Keep only the lines that hold the string "повышение", filtering out the rest of the entries below.

* begin *

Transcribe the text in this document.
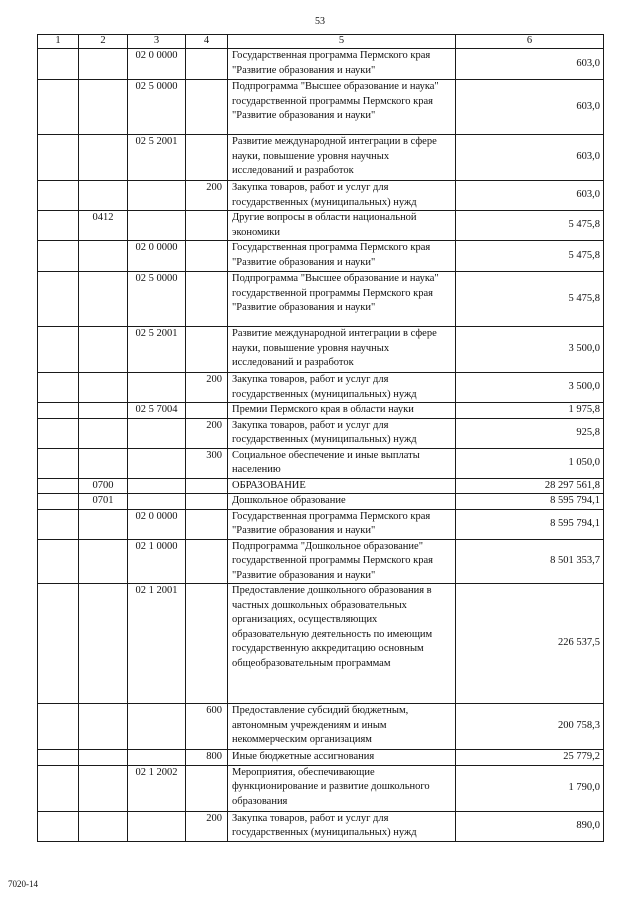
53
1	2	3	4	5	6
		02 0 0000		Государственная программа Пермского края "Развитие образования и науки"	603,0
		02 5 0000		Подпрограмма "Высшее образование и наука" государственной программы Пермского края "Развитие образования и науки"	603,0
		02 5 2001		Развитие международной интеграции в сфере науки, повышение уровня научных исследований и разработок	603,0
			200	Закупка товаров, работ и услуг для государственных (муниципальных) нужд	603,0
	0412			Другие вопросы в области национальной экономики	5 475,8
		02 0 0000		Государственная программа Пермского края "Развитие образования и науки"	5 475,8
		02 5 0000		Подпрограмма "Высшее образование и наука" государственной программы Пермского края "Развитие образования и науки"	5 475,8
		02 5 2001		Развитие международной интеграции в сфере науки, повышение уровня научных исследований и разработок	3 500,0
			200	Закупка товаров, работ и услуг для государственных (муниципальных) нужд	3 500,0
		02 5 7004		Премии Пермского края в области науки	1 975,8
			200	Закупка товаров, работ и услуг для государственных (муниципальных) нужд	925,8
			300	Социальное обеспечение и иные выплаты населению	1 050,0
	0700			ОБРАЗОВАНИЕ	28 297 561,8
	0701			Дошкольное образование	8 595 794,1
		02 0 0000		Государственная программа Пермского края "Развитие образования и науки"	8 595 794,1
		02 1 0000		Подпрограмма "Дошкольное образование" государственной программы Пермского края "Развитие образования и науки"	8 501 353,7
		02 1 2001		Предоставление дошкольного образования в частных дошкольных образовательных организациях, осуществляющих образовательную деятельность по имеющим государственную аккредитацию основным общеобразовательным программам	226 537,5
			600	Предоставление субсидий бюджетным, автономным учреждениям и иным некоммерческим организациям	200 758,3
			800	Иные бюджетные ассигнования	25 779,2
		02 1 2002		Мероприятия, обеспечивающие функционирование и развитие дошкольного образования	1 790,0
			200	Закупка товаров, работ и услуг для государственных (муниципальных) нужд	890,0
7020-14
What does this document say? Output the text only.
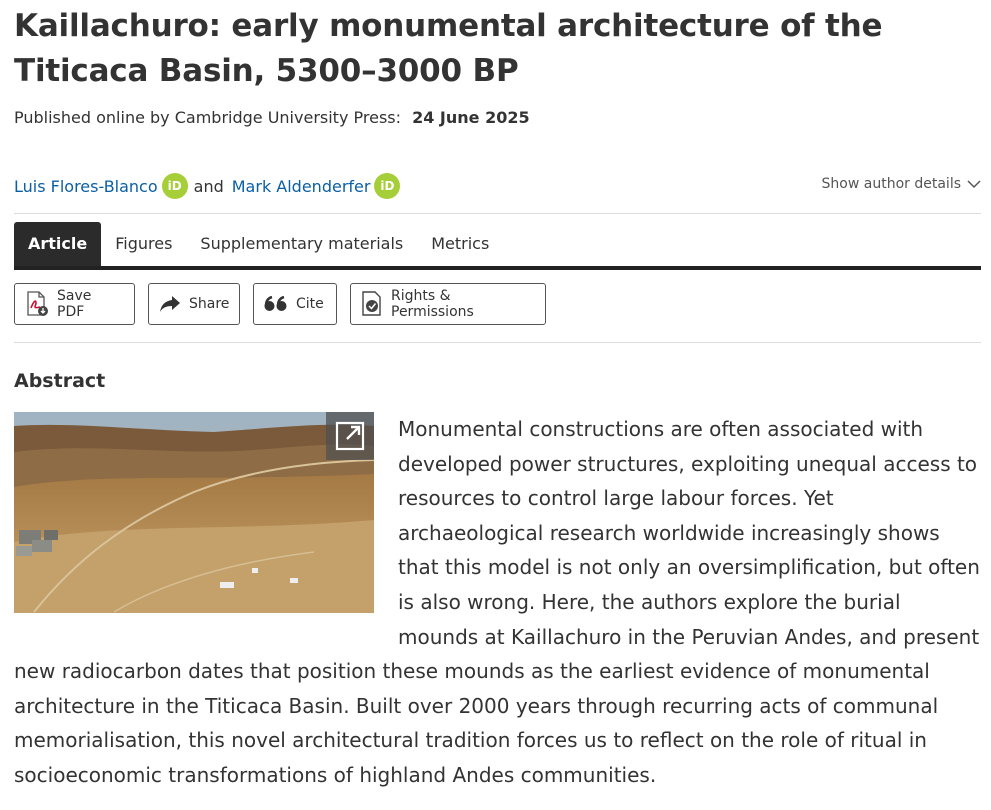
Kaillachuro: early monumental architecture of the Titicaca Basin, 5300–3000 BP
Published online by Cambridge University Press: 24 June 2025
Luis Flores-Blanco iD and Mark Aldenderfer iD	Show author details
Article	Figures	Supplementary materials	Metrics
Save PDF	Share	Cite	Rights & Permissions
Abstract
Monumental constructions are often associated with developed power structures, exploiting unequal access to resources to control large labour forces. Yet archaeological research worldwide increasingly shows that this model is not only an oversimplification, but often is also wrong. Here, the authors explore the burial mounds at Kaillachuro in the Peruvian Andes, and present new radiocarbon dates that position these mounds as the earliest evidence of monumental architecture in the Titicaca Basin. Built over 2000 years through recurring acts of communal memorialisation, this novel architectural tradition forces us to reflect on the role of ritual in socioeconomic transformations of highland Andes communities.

* end *

* Result of the task
		02 5 2001		Развитие международной интеграции в сфере науки, повышение уровня научных исследований и разработок	603,0
		02 5 2001		Развитие международной интеграции в сфере науки, повышение уровня научных исследований и разработок	3 500,0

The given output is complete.